### REQUISITO 1
Reproduce sin cambios las filas de los datos desde la que contiene "sheet-title: Tepová frekvence: [404, 254, 782, 304]" hasta la que contiene "zone-name: Zóna 4: [45, 1246, 177, 1293]", ambas incluidas.

### PASAJE SELECCIONADO
Crítica de cine: “Al final del túnel”, pasos en el vacío

Este thriller policial argentino tiene los elementos suficientes para alzarse como un crédito que será retenido en la bitácora: buenas actuaciones, una excelente fotografía, y una tensión dramática que mantiene en vilo al espectador hasta el último cuadro de la trama. Los logros de su factura final (audiovisuales, interpretativos y argumentales), recuerdan los trabajos de otros realizadores trasandinos: de Damian Szifrón y del desaparecido Fabián Bielinsky, y advierten sobre la supremacía indiscutida de la industria rioplatense, en el concierto fílmico hispanoamericano.      


“¿Qué queda de nuestros antiguos amores, con los que enriquecemos la memoria?”.
Dominique Fabre, en Fotos robadas

Antes que nada: Al final del túnel (2015) es una cinta sobresaliente. Y a partir de ese juicio, es que debemos elaborar una explicación coherente, en torno al largometraje de Rodrigo Grande (Rosario, Argentina, 1974). Así, lo primero: su estructura dramática, creadora de una historia electrizante, que combina elementos audiovisuales y literarios propios del “cine negro”. Un peculiar triángulo amoroso, la gesta de un crimen gigantesco e imposible, la irrupción de un extravagante inconformista: y cierta tristeza tenue, de la mano de una posibilidad y puerta de salida, que se abren.

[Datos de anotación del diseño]
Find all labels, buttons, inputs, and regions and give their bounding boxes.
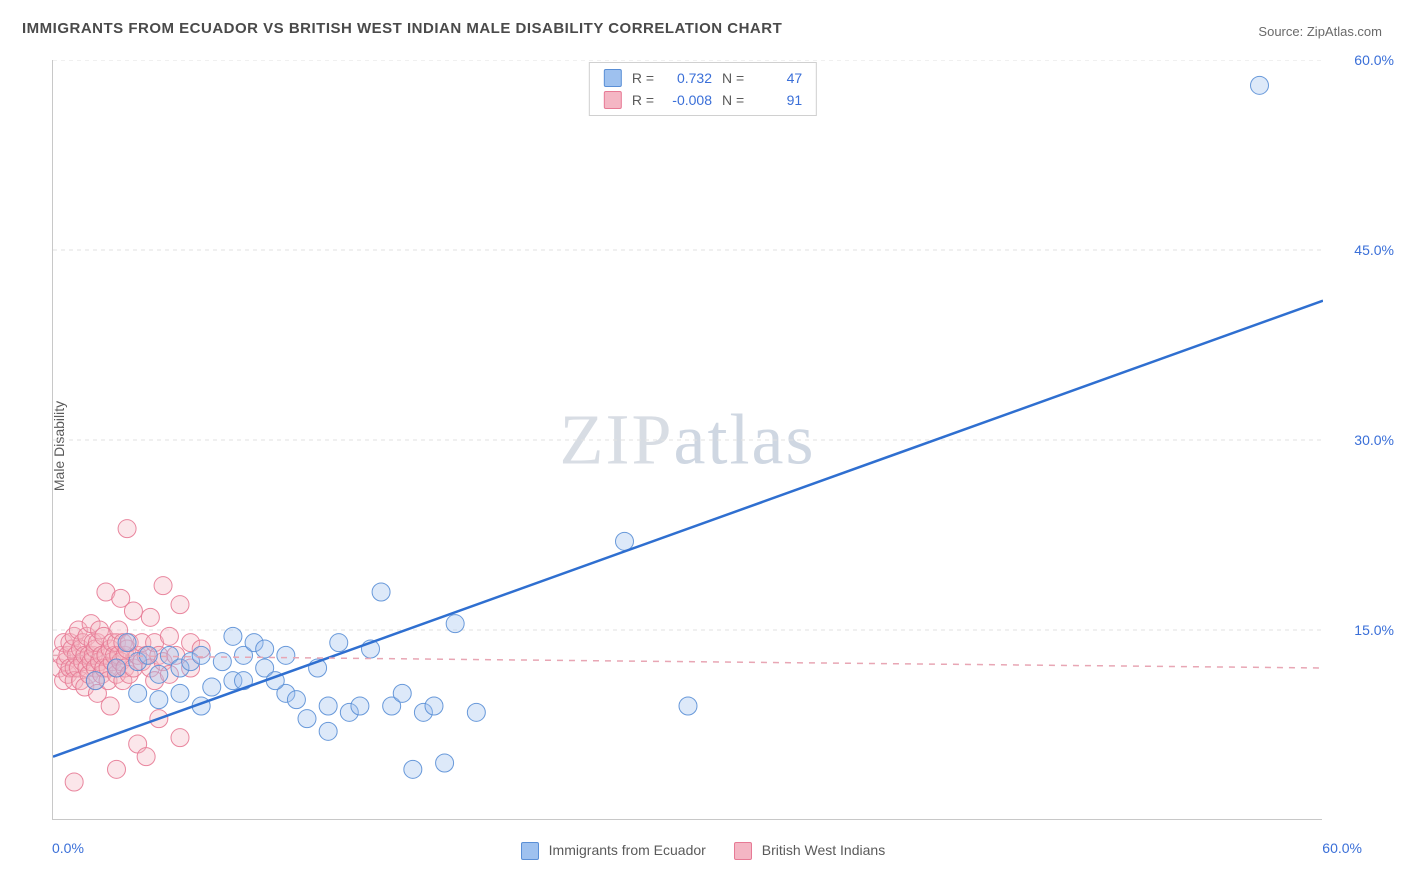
stats-n-bwi: 91 [754,89,802,111]
stats-box: R = 0.732 N = 47 R = -0.008 N = 91 [589,62,817,116]
stats-r-label: R = [632,67,654,89]
scatter-svg [53,60,1323,820]
correlation-chart: IMMIGRANTS FROM ECUADOR VS BRITISH WEST … [0,0,1406,892]
series-legend: Immigrants from Ecuador British West Ind… [0,842,1406,860]
stats-swatch-ecuador [604,69,622,87]
legend-label-bwi: British West Indians [762,842,885,858]
stats-row-bwi: R = -0.008 N = 91 [604,89,802,111]
stats-r-label-2: R = [632,89,654,111]
y-tick-label: 45.0% [1354,242,1394,258]
y-tick-label: 30.0% [1354,432,1394,448]
legend-item-bwi: British West Indians [734,842,885,860]
y-tick-label: 15.0% [1354,622,1394,638]
source-attribution: Source: ZipAtlas.com [1258,24,1382,39]
stats-n-label-2: N = [722,89,744,111]
stats-n-ecuador: 47 [754,67,802,89]
stats-r-ecuador: 0.732 [664,67,712,89]
legend-label-ecuador: Immigrants from Ecuador [549,842,706,858]
source-label: Source: [1258,24,1303,39]
source-value: ZipAtlas.com [1307,24,1382,39]
stats-row-ecuador: R = 0.732 N = 47 [604,67,802,89]
legend-swatch-ecuador [521,842,539,860]
chart-title: IMMIGRANTS FROM ECUADOR VS BRITISH WEST … [22,20,782,37]
plot-area: ZIPatlas [52,60,1322,820]
stats-r-bwi: -0.008 [664,89,712,111]
legend-swatch-bwi [734,842,752,860]
stats-swatch-bwi [604,91,622,109]
y-tick-label: 60.0% [1354,52,1394,68]
stats-n-label: N = [722,67,744,89]
legend-item-ecuador: Immigrants from Ecuador [521,842,706,860]
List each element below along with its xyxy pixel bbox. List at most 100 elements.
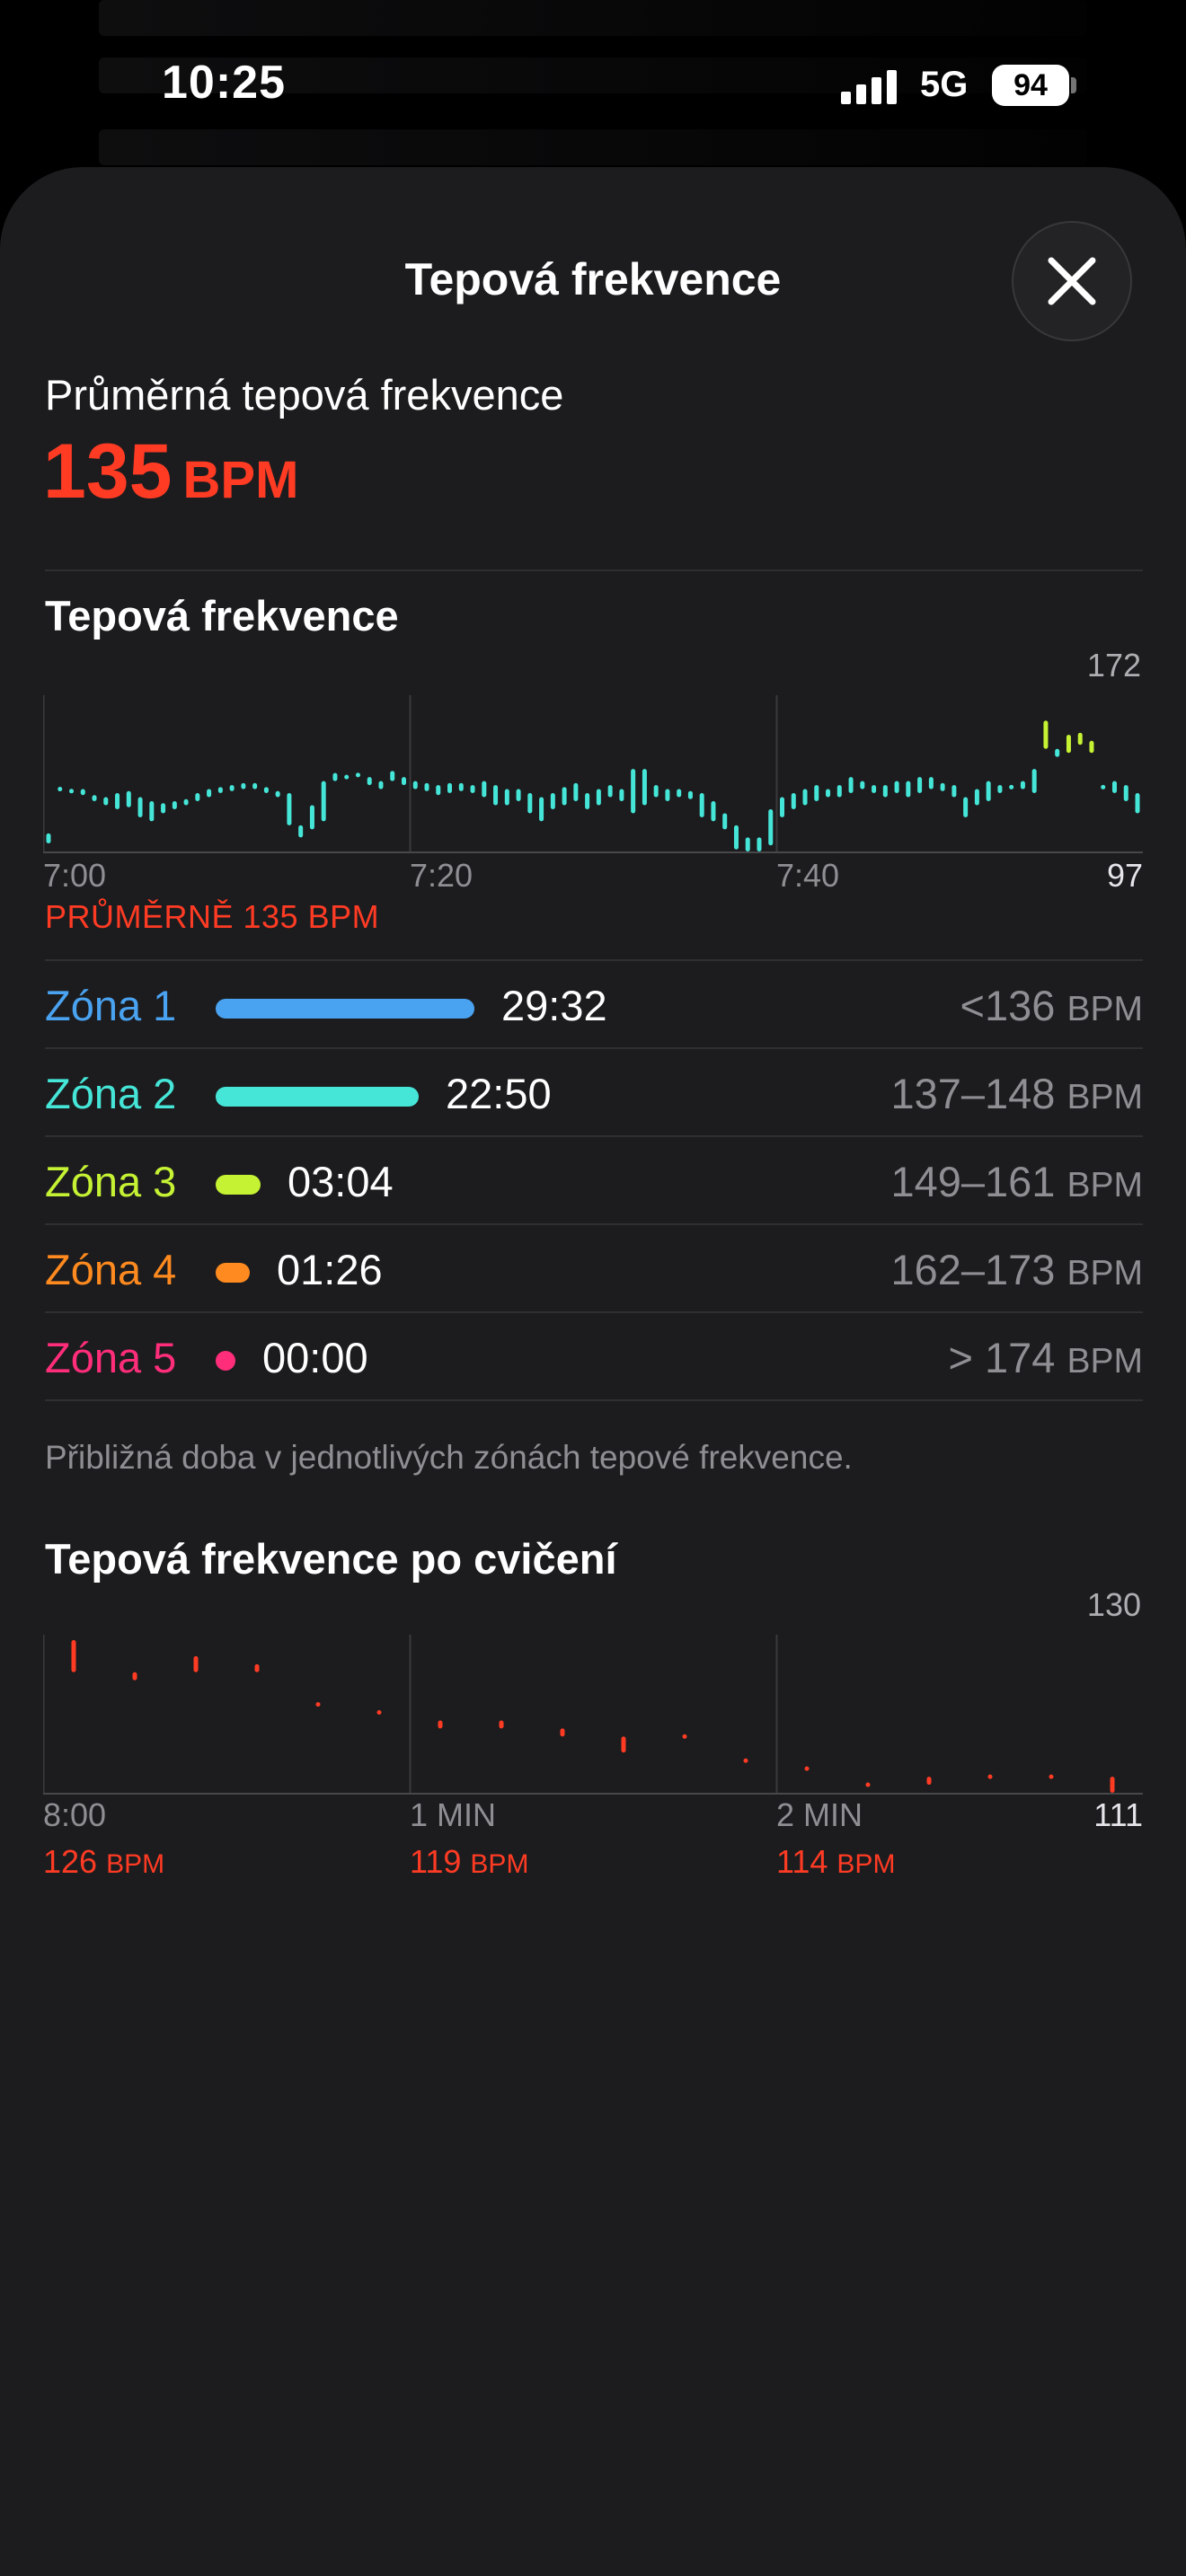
sheet-title: Tepová frekvence: [404, 254, 782, 304]
data-bar: [585, 793, 590, 809]
zone-range-value: 149–161: [890, 1158, 1056, 1205]
heart-rate-sheet: Tepová frekvence Průměrná tepová frekven…: [0, 167, 1186, 2576]
recovery-chart-y-max: 130: [1086, 1586, 1141, 1623]
data-bar: [1049, 1774, 1054, 1779]
hr-chart-x-axis: 7:00 7:20 7:40 97: [43, 857, 1143, 896]
zone-duration-bar: [216, 1175, 261, 1195]
average-heart-rate-unit: BPM: [182, 451, 299, 509]
data-bar: [621, 1736, 626, 1753]
data-bar: [482, 781, 487, 798]
data-bar: [550, 793, 555, 809]
recovery-column-0: 8:00 126 BPM: [43, 1796, 164, 1881]
data-bar: [263, 787, 269, 794]
data-bar: [677, 789, 682, 798]
data-bar: [149, 801, 155, 822]
data-bar: [516, 789, 521, 801]
data-bar: [562, 787, 567, 806]
average-heart-rate-value: 135 BPM: [43, 428, 298, 516]
data-bar: [745, 837, 750, 851]
zone-range-value: 162–173: [890, 1246, 1056, 1293]
zone-time: 00:00: [262, 1334, 368, 1381]
data-bar: [207, 789, 212, 798]
zone-name: Zóna 4: [45, 1246, 177, 1293]
data-bar: [1009, 784, 1014, 790]
data-bar: [619, 789, 624, 801]
recovery-bpm-unit: BPM: [836, 1849, 896, 1879]
recovery-chart-y-min: 111: [1093, 1796, 1143, 1833]
data-bar: [682, 1734, 687, 1739]
data-bar: [1055, 748, 1060, 757]
data-bar: [987, 1774, 993, 1779]
data-bar: [1020, 781, 1025, 790]
zone-range: 149–161 BPM: [890, 1157, 1143, 1206]
data-bar: [1123, 785, 1128, 801]
data-bar: [1110, 1777, 1115, 1793]
recovery-bpm: 114 BPM: [776, 1843, 895, 1881]
zone-range-value: > 174: [948, 1334, 1056, 1381]
data-bar: [275, 790, 280, 798]
data-bar: [80, 789, 85, 796]
data-bar: [940, 782, 945, 791]
zone-duration-bar: [216, 999, 474, 1019]
data-bar: [743, 1758, 748, 1763]
data-bar: [126, 790, 131, 807]
recovery-bpm-value: 114: [776, 1843, 828, 1880]
recovery-bpm-value: 119: [410, 1843, 462, 1880]
recovery-bpm-unit: BPM: [106, 1849, 165, 1879]
data-bar: [1043, 720, 1049, 749]
zone-name: Zóna 3: [45, 1158, 177, 1205]
zone-name: Zóna 5: [45, 1334, 177, 1381]
hr-x-label-2: 7:40: [776, 857, 840, 894]
data-bar: [137, 797, 143, 817]
close-button[interactable]: [1013, 223, 1130, 340]
divider: [45, 1135, 1143, 1137]
data-bar: [848, 777, 854, 794]
zone-range-unit: BPM: [1067, 1166, 1143, 1204]
zone-row-2: Zóna 2 22:50 137–148 BPM: [45, 1049, 1143, 1137]
data-bar: [254, 1663, 260, 1672]
data-bar: [69, 789, 75, 794]
divider: [45, 1223, 1143, 1225]
hr-x-label-1: 7:20: [410, 857, 474, 894]
data-bar: [499, 1720, 504, 1729]
data-bar: [560, 1728, 565, 1737]
recovery-chart: [43, 1635, 1143, 1795]
data-bar: [172, 801, 177, 809]
recovery-bpm-value: 126: [43, 1843, 98, 1880]
recovery-time: 1 MIN: [410, 1796, 497, 1833]
zone-time: 01:26: [277, 1246, 383, 1293]
data-bar: [1111, 781, 1117, 794]
data-bar: [195, 793, 200, 801]
data-bar: [882, 785, 888, 798]
zone-range-unit: BPM: [1067, 1342, 1143, 1381]
recovery-chart-x-axis: 111: [43, 1796, 1143, 1836]
zone-time: 22:50: [446, 1070, 552, 1117]
data-bar: [1031, 769, 1037, 794]
data-bar: [826, 789, 831, 798]
average-heart-rate-label: Průměrná tepová frekvence: [45, 371, 564, 419]
zone-duration-bar: [216, 1263, 250, 1283]
zone-duration-bar: [216, 1087, 419, 1107]
data-bar: [1101, 784, 1106, 790]
data-bar: [447, 782, 453, 794]
data-bar: [865, 1782, 871, 1787]
recovery-chart-title: Tepová frekvence po cvičení: [45, 1535, 617, 1583]
recovery-bpm: 119 BPM: [410, 1843, 528, 1881]
zone-range-unit: BPM: [1067, 990, 1143, 1028]
hr-chart-y-max: 172: [1086, 647, 1141, 684]
zone-name: Zóna 1: [45, 982, 177, 1029]
data-bar: [332, 772, 338, 781]
zone-range-value: 137–148: [890, 1070, 1056, 1117]
data-bar: [58, 787, 63, 792]
data-bar: [804, 1766, 810, 1771]
status-bar: 10:25 5G 94: [0, 0, 1186, 171]
data-bar: [699, 793, 704, 817]
data-bar: [906, 781, 911, 798]
recovery-bpm-unit: BPM: [470, 1849, 529, 1879]
data-bar: [631, 769, 636, 814]
data-bar: [115, 793, 120, 809]
data-bar: [974, 789, 979, 806]
data-bar: [926, 1777, 932, 1786]
zone-duration-bar: [216, 1351, 235, 1371]
data-bar: [470, 785, 475, 794]
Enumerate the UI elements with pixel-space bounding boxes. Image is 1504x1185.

### REQUISITO 2
Cambia "largometraje" por "filme" en el fragmento de la crítica de cine que va desde "Dominique Fabre, en" hasta "que se abren.", ambos incluidos, y escribe ese fragmento completo.

### RESPUESTA COMPLETA 1
sheet-title: Tepová frekvence: [404, 254, 782, 304]
data-bar: [585, 793, 590, 809]
zone-range-value: 149–161: [890, 1158, 1056, 1205]
heart-rate-sheet: Tepová frekvence Průměrná tepová frekven…: [0, 167, 1186, 2576]
recovery-chart-y-max: 130: [1086, 1586, 1141, 1623]
data-bar: [1049, 1774, 1054, 1779]
hr-chart-x-axis: 7:00 7:20 7:40 97: [43, 857, 1143, 896]
zone-duration-bar: [216, 1175, 261, 1195]
average-heart-rate-unit: BPM: [182, 451, 299, 509]
data-bar: [621, 1736, 626, 1753]
data-bar: [482, 781, 487, 798]
data-bar: [550, 793, 555, 809]
recovery-column-0: 8:00 126 BPM: [43, 1796, 164, 1881]
data-bar: [263, 787, 269, 794]
data-bar: [677, 789, 682, 798]
data-bar: [149, 801, 155, 822]
data-bar: [516, 789, 521, 801]
data-bar: [562, 787, 567, 806]
average-heart-rate-value: 135 BPM: [43, 428, 298, 516]
data-bar: [745, 837, 750, 851]
zone-range-value: 162–173: [890, 1246, 1056, 1293]
zone-time: 00:00: [262, 1334, 368, 1381]
data-bar: [207, 789, 212, 798]
zone-name: Zóna 4: [45, 1246, 177, 1293]

### RESPUESTA COMPLETA 2
Dominique Fabre, en Fotos robadas

Antes que nada: Al final del túnel (2015) es una cinta sobresaliente. Y a partir de ese juicio, es que debemos elaborar una explicación coherente, en torno al filme de Rodrigo Grande (Rosario, Argentina, 1974). Así, lo primero: su estructura dramática, creadora de una historia electrizante, que combina elementos audiovisuales y literarios propios del “cine negro”. Un peculiar triángulo amoroso, la gesta de un crimen gigantesco e imposible, la irrupción de un extravagante inconformista: y cierta tristeza tenue, de la mano de una posibilidad y puerta de salida, que se abren.